EXERCISE PROMPT -
Print the data exactly, leaving nothing out.

MATERIAL FOR THIS EXERCISE -

-*-

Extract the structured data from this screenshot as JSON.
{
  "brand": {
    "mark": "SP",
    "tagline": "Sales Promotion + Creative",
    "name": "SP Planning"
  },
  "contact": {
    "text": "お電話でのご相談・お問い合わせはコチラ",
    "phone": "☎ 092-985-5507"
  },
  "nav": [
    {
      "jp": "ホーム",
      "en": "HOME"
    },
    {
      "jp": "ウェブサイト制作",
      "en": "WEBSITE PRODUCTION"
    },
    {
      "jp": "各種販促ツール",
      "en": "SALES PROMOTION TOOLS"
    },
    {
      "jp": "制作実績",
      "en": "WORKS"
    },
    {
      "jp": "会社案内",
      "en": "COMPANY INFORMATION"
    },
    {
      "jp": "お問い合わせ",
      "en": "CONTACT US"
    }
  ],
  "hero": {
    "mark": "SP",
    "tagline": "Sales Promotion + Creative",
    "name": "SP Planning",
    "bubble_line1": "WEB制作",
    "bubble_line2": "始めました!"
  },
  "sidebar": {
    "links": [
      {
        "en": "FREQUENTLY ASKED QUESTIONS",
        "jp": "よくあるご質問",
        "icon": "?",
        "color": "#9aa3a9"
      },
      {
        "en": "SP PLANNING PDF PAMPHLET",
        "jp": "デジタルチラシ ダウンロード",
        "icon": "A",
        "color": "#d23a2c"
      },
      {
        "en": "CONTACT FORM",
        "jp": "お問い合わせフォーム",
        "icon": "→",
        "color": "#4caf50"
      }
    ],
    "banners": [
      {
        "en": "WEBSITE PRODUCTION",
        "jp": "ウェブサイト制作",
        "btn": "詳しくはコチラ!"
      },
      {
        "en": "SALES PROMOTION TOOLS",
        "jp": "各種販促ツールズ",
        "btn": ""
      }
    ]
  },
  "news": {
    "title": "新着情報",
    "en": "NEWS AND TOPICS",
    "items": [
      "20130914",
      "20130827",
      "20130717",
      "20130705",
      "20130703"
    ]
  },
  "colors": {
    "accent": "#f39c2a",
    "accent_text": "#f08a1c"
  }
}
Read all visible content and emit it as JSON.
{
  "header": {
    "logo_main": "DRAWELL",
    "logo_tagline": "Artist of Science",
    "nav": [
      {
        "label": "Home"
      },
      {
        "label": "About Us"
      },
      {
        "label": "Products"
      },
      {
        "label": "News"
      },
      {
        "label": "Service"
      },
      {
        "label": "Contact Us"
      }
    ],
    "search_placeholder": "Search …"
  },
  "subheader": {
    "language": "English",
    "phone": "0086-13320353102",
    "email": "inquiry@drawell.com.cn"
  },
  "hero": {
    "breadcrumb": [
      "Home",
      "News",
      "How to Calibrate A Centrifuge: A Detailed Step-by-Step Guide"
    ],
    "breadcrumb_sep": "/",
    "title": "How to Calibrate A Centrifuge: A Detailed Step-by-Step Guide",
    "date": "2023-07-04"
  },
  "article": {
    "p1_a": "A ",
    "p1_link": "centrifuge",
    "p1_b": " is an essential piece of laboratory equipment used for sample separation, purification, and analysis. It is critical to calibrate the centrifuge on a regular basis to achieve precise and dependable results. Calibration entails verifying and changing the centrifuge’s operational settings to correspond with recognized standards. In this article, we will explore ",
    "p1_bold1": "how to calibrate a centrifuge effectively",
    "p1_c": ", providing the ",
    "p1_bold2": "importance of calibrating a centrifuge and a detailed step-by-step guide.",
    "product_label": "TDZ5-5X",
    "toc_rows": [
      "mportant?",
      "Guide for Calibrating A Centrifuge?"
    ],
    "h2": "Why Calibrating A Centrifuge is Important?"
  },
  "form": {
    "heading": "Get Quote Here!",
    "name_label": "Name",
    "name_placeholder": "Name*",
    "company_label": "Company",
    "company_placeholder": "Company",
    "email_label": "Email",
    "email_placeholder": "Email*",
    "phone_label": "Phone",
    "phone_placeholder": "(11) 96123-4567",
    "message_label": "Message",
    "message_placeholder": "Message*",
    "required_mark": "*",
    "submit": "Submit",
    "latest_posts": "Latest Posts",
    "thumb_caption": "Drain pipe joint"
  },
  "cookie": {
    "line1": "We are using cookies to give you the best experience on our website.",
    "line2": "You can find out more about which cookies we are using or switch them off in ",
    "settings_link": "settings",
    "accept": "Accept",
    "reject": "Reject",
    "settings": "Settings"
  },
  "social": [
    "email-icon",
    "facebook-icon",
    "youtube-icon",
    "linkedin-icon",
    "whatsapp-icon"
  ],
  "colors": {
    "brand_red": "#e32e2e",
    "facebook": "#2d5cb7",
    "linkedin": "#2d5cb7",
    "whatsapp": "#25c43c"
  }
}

-*-

OUTPUT -
Extract the structured data from this screenshot as JSON.
{
  "brand": {
    "mark": "SP",
    "tagline": "Sales Promotion + Creative",
    "name": "SP Planning"
  },
  "contact": {
    "text": "お電話でのご相談・お問い合わせはコチラ",
    "phone": "☎ 092-985-5507"
  },
  "nav": [
    {
      "jp": "ホーム",
      "en": "HOME"
    },
    {
      "jp": "ウェブサイト制作",
      "en": "WEBSITE PRODUCTION"
    },
    {
      "jp": "各種販促ツール",
      "en": "SALES PROMOTION TOOLS"
    },
    {
      "jp": "制作実績",
      "en": "WORKS"
    },
    {
      "jp": "会社案内",
      "en": "COMPANY INFORMATION"
    },
    {
      "jp": "お問い合わせ",
      "en": "CONTACT US"
    }
  ],
  "hero": {
    "mark": "SP",
    "tagline": "Sales Promotion + Creative",
    "name": "SP Planning",
    "bubble_line1": "WEB制作",
    "bubble_line2": "始めました!"
  },
  "sidebar": {
    "links": [
      {
        "en": "FREQUENTLY ASKED QUESTIONS",
        "jp": "よくあるご質問",
        "icon": "?",
        "color": "#9aa3a9"
      },
      {
        "en": "SP PLANNING PDF PAMPHLET",
        "jp": "デジタルチラシ ダウンロード",
        "icon": "A",
        "color": "#d23a2c"
      },
      {
        "en": "CONTACT FORM",
        "jp": "お問い合わせフォーム",
        "icon": "→",
        "color": "#4caf50"
      }
    ],
    "banners": [
      {
        "en": "WEBSITE PRODUCTION",
        "jp": "ウェブサイト制作",
        "btn": "詳しくはコチラ!"
      },
      {
        "en": "SALES PROMOTION TOOLS",
        "jp": "各種販促ツールズ",
        "btn": ""
      }
    ]
  },
  "news": {
    "title": "新着情報",
    "en": "NEWS AND TOPICS",
    "items": [
      "20130914",
      "20130827",
      "20130717",
      "20130705",
      "20130703"
    ]
  },
  "colors": {
    "accent": "#f39c2a",
    "accent_text": "#f08a1c"
  }
}
Read all visible content and emit it as JSON.
{
  "header": {
    "logo_main": "DRAWELL",
    "logo_tagline": "Artist of Science",
    "nav": [
      {
        "label": "Home"
      },
      {
        "label": "About Us"
      },
      {
        "label": "Products"
      },
      {
        "label": "News"
      },
      {
        "label": "Service"
      },
      {
        "label": "Contact Us"
      }
    ],
    "search_placeholder": "Search …"
  },
  "subheader": {
    "language": "English",
    "phone": "0086-13320353102",
    "email": "inquiry@drawell.com.cn"
  },
  "hero": {
    "breadcrumb": [
      "Home",
      "News",
      "How to Calibrate A Centrifuge: A Detailed Step-by-Step Guide"
    ],
    "breadcrumb_sep": "/",
    "title": "How to Calibrate A Centrifuge: A Detailed Step-by-Step Guide",
    "date": "2023-07-04"
  },
  "article": {
    "p1_a": "A ",
    "p1_link": "centrifuge",
    "p1_b": " is an essential piece of laboratory equipment used for sample separation, purification, and analysis. It is critical to calibrate the centrifuge on a regular basis to achieve precise and dependable results. Calibration entails verifying and changing the centrifuge’s operational settings to correspond with recognized standards. In this article, we will explore ",
    "p1_bold1": "how to calibrate a centrifuge effectively",
    "p1_c": ", providing the ",
    "p1_bold2": "importance of calibrating a centrifuge and a detailed step-by-step guide.",
    "product_label": "TDZ5-5X",
    "toc_rows": [
      "mportant?",
      "Guide for Calibrating A Centrifuge?"
    ],
    "h2": "Why Calibrating A Centrifuge is Important?"
  },
  "form": {
    "heading": "Get Quote Here!",
    "name_label": "Name",
    "name_placeholder": "Name*",
    "company_label": "Company",
    "company_placeholder": "Company",
    "email_label": "Email",
    "email_placeholder": "Email*",
    "phone_label": "Phone",
    "phone_placeholder": "(11) 96123-4567",
    "message_label": "Message",
    "message_placeholder": "Message*",
    "required_mark": "*",
    "submit": "Submit",
    "latest_posts": "Latest Posts",
    "thumb_caption": "Drain pipe joint"
  },
  "cookie": {
    "line1": "We are using cookies to give you the best experience on our website.",
    "line2": "You can find out more about which cookies we are using or switch them off in ",
    "settings_link": "settings",
    "accept": "Accept",
    "reject": "Reject",
    "settings": "Settings"
  },
  "social": [
    "email-icon",
    "facebook-icon",
    "youtube-icon",
    "linkedin-icon",
    "whatsapp-icon"
  ],
  "colors": {
    "brand_red": "#e32e2e",
    "facebook": "#2d5cb7",
    "linkedin": "#2d5cb7",
    "whatsapp": "#25c43c"
  }
}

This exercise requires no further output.